> Written problem
Wherever "title" appears in a line, copy that line.

> Extracted entries
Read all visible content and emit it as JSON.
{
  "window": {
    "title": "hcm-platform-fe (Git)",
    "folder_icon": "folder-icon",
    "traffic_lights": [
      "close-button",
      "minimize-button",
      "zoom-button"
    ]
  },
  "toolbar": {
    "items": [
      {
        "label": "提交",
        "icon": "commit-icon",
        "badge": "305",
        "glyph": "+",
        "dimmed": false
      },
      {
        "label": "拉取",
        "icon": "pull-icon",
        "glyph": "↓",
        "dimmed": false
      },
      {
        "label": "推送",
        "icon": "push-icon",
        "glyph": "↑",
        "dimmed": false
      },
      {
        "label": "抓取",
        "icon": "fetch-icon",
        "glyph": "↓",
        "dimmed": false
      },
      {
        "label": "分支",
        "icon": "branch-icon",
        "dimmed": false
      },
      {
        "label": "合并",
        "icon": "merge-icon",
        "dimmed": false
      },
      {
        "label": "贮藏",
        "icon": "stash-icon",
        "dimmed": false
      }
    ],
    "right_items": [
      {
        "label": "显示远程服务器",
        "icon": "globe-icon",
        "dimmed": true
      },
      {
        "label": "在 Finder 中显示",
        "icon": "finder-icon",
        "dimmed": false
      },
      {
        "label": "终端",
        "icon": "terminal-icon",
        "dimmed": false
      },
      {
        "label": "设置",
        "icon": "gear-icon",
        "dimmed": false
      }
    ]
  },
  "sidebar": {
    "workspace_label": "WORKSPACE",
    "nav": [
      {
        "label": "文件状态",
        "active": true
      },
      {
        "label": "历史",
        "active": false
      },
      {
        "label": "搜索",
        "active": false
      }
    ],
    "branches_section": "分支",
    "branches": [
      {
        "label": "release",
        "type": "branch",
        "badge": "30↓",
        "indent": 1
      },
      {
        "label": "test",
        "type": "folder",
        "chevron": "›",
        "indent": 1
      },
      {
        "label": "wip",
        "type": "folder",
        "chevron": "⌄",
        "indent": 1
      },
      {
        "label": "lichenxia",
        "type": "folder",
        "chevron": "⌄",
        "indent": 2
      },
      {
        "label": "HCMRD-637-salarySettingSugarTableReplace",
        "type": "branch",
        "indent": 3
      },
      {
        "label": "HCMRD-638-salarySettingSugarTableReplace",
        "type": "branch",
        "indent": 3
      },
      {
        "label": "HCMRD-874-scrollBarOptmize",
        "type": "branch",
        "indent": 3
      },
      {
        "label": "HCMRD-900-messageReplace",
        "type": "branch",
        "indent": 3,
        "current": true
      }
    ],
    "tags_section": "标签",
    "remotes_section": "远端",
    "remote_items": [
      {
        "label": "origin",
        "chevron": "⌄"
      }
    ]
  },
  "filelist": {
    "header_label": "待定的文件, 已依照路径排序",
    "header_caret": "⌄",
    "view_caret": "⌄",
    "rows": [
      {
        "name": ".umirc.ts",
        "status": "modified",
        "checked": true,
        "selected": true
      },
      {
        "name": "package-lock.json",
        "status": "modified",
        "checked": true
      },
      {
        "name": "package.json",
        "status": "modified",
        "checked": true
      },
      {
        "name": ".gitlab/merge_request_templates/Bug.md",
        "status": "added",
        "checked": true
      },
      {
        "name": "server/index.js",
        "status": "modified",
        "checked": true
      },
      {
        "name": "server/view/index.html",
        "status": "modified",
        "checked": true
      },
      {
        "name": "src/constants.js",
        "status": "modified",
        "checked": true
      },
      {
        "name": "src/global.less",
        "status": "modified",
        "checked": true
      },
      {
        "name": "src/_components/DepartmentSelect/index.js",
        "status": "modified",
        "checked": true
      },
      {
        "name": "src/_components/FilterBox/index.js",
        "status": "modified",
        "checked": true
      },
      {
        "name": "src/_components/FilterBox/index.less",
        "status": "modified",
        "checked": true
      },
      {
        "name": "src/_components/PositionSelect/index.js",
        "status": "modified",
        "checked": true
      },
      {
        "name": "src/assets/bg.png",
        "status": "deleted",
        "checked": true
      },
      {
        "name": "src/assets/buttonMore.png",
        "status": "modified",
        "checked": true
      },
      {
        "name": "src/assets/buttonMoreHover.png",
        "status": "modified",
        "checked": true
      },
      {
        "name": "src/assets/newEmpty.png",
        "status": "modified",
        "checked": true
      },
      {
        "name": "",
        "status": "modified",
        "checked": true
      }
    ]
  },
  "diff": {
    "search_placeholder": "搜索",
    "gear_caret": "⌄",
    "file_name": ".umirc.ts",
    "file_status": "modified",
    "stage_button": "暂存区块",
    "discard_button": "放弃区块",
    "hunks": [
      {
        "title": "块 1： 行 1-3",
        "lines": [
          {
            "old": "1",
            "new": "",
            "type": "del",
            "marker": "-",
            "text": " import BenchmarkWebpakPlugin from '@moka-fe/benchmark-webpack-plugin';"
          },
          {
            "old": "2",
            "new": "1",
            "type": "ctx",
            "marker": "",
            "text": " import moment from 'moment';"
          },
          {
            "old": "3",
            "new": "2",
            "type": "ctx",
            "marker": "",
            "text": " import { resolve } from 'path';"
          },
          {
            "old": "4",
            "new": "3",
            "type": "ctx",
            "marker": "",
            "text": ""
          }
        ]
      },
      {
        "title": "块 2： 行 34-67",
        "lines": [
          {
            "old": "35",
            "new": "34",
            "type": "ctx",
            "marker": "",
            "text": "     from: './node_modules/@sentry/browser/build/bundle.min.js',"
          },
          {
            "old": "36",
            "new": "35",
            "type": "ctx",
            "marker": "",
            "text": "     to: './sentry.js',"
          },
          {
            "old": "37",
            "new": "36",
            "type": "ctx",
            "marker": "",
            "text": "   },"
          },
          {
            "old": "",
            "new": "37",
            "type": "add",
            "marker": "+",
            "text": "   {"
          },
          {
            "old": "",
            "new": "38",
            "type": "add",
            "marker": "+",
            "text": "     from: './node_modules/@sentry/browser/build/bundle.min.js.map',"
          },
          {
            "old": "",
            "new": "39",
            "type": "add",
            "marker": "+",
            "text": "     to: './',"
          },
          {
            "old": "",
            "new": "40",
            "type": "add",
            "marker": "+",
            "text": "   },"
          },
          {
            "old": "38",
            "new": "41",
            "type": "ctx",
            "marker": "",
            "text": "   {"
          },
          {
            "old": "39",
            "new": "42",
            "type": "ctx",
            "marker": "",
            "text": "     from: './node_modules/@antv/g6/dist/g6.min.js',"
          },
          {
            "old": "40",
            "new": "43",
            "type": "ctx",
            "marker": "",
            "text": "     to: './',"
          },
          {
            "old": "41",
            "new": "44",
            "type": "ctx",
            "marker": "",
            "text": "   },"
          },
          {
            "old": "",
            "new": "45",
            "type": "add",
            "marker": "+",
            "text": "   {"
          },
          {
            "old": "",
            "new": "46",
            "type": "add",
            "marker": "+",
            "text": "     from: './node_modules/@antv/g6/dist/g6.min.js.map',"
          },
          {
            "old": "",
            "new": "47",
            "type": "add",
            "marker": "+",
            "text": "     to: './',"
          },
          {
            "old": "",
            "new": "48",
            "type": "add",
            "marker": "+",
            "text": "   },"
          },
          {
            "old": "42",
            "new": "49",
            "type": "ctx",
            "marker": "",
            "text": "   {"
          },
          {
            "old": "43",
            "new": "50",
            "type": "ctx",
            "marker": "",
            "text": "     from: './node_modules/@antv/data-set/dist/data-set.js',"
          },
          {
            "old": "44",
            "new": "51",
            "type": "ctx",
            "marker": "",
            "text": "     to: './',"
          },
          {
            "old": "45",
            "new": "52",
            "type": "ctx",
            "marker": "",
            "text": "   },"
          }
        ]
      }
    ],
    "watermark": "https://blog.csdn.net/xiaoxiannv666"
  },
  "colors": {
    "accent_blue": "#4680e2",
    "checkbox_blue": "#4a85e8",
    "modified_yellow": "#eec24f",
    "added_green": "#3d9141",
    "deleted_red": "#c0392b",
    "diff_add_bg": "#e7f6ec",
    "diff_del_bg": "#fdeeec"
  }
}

> Complete output
    "title": "hcm-platform-fe (Git)",
        "title": "块 1： 行 1-3",
        "title": "块 2： 行 34-67",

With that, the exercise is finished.